Dataset entries:
============
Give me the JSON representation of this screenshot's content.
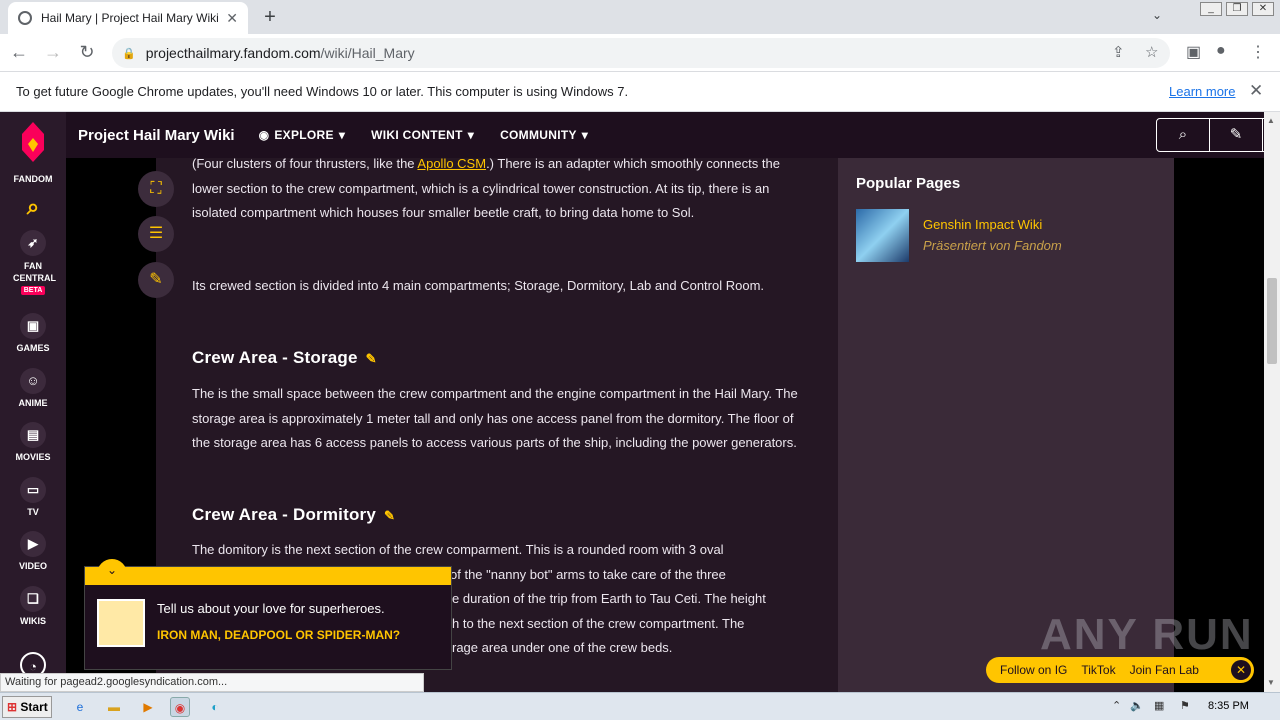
{
  "browser": {
    "tab_title": "Hail Mary | Project Hail Mary Wiki | F",
    "tab_close": "✕",
    "new_tab": "+",
    "url_host": "projecthailmary.fandom.com",
    "url_path": "/wiki/Hail_Mary",
    "infobar_text": "To get future Google Chrome updates, you'll need Windows 10 or later. This computer is using Windows 7.",
    "infobar_link": "Learn more"
  },
  "fandom_sidebar": {
    "brand": "FANDOM",
    "items": [
      {
        "label": "FAN CENTRAL",
        "badge": "BETA"
      },
      {
        "label": "GAMES"
      },
      {
        "label": "ANIME"
      },
      {
        "label": "MOVIES"
      },
      {
        "label": "TV"
      },
      {
        "label": "VIDEO"
      },
      {
        "label": "WIKIS"
      }
    ]
  },
  "wiki_header": {
    "title": "Project Hail Mary Wiki",
    "nav": [
      "EXPLORE",
      "WIKI CONTENT",
      "COMMUNITY"
    ]
  },
  "article": {
    "p1_before": "(Four clusters of four thrusters, like the ",
    "p1_link": "Apollo CSM",
    "p1_after": ".) There is an adapter which smoothly connects the lower section to the crew compartment, which is a cylindrical tower construction. At its tip, there is an isolated compartment which houses four smaller beetle craft, to bring data home to Sol.",
    "p2": "Its crewed section is divided into 4 main compartments; Storage, Dormitory, Lab and Control Room.",
    "h_storage": "Crew Area - Storage",
    "p3": "The is the small space between the crew compartment and the engine compartment in the Hail Mary. The storage area is approximately 1 meter tall and only has one access panel from the dormitory. The floor of the storage area has 6 access panels to access various parts of the ship, including the power generators.",
    "h_dormitory": "Crew Area - Dormitory",
    "p4_l1": "The domitory is the next section of the crew comparment. This is a rounded room with 3 oval",
    "p4_l2": "of the \"nanny bot\" arms to take care of the three",
    "p4_l3": "e duration of the trip from Earth to Tau Ceti. The height",
    "p4_l4": "h to the next section of the crew compartment. The",
    "p4_l5": "rage area under one of the crew beds."
  },
  "popular_pages": {
    "title": "Popular Pages",
    "item_name": "Genshin Impact Wiki",
    "item_sub": "Präsentiert von Fandom"
  },
  "promo": {
    "question": "Tell us about your love for superheroes.",
    "answer": "IRON MAN, DEADPOOL OR SPIDER-MAN?"
  },
  "social": {
    "items": [
      "Follow on IG",
      "TikTok",
      "Join Fan Lab"
    ]
  },
  "status_text": "Waiting for pagead2.googlesyndication.com...",
  "watermark": "ANY RUN",
  "taskbar": {
    "start": "Start",
    "time": "8:35 PM"
  }
}
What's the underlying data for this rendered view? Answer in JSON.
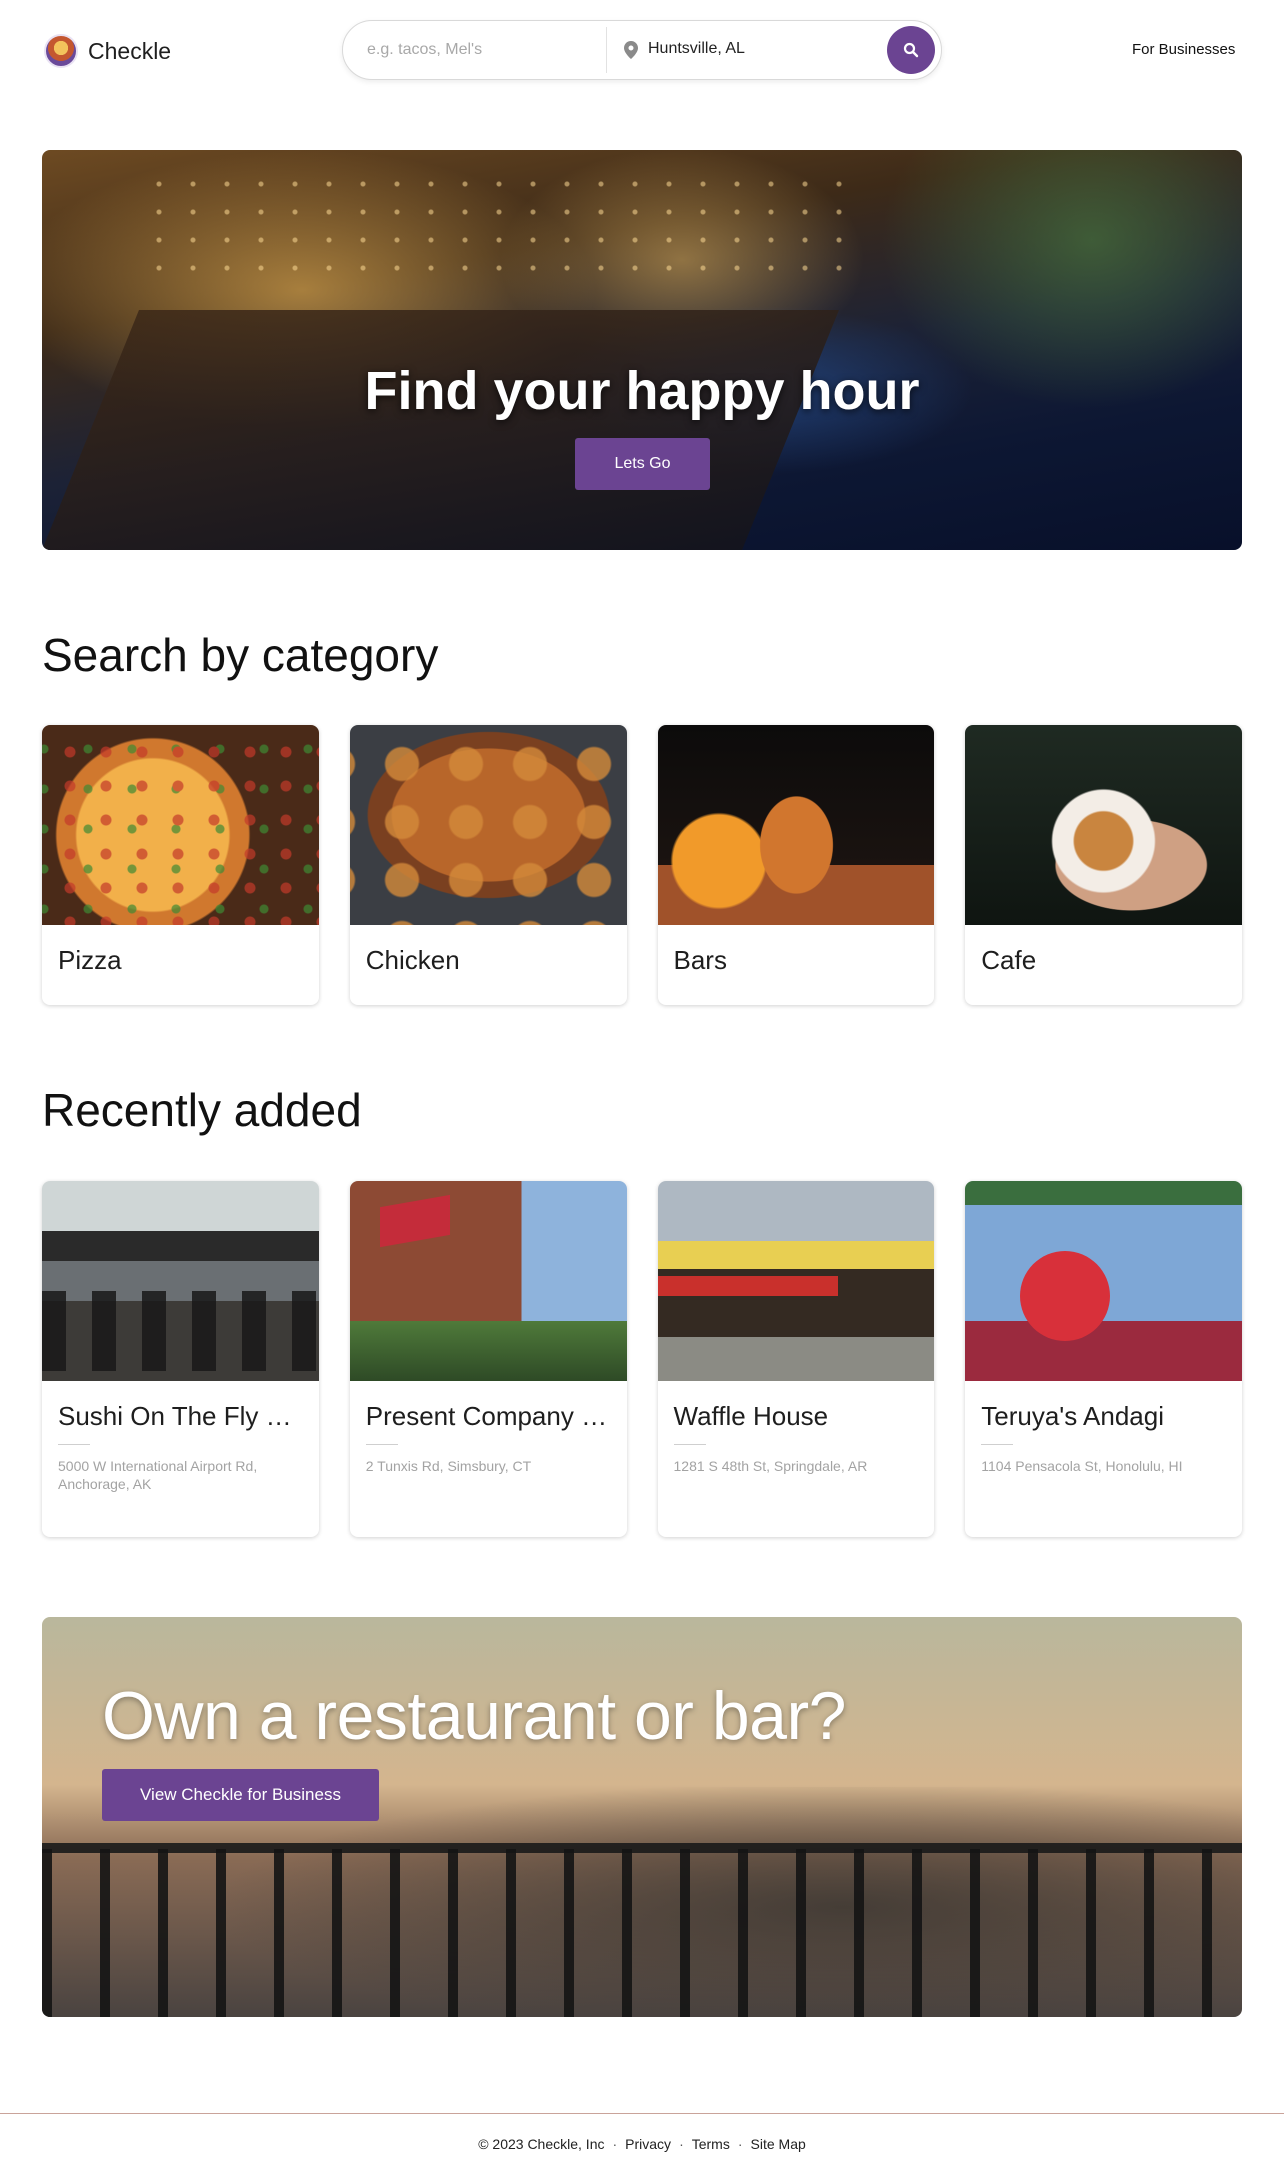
{
  "header": {
    "logo_text": "Checkle",
    "search_placeholder": "e.g. tacos, Mel's",
    "location": "Huntsville, AL",
    "for_businesses": "For Businesses"
  },
  "hero": {
    "title": "Find your happy hour",
    "button": "Lets Go"
  },
  "categories": {
    "title": "Search by category",
    "items": [
      {
        "label": "Pizza"
      },
      {
        "label": "Chicken"
      },
      {
        "label": "Bars"
      },
      {
        "label": "Cafe"
      }
    ]
  },
  "recent": {
    "title": "Recently added",
    "items": [
      {
        "name": "Sushi On The Fly Cu...",
        "address": "5000 W International Airport Rd, Anchorage, AK"
      },
      {
        "name": "Present Company R...",
        "address": "2 Tunxis Rd, Simsbury, CT"
      },
      {
        "name": "Waffle House",
        "address": "1281 S 48th St, Springdale, AR"
      },
      {
        "name": "Teruya's Andagi",
        "address": "1104 Pensacola St, Honolulu, HI"
      }
    ]
  },
  "business": {
    "title": "Own a restaurant or bar?",
    "button": "View Checkle for Business"
  },
  "footer": {
    "copyright": "© 2023 Checkle, Inc",
    "privacy": "Privacy",
    "terms": "Terms",
    "sitemap": "Site Map"
  },
  "colors": {
    "accent": "#6b4492"
  },
  "icons": {
    "search": "search-icon",
    "location": "location-pin-icon",
    "logo": "checkle-logo-icon"
  }
}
============
Task requirements ▸
Return each line with "next".

Written solution ▸
    "p4_l1": "The domitory is the next section of the crew comparment. This is a rounded room with 3 oval",
    "p4_l4": "h to the next section of the crew compartment. The",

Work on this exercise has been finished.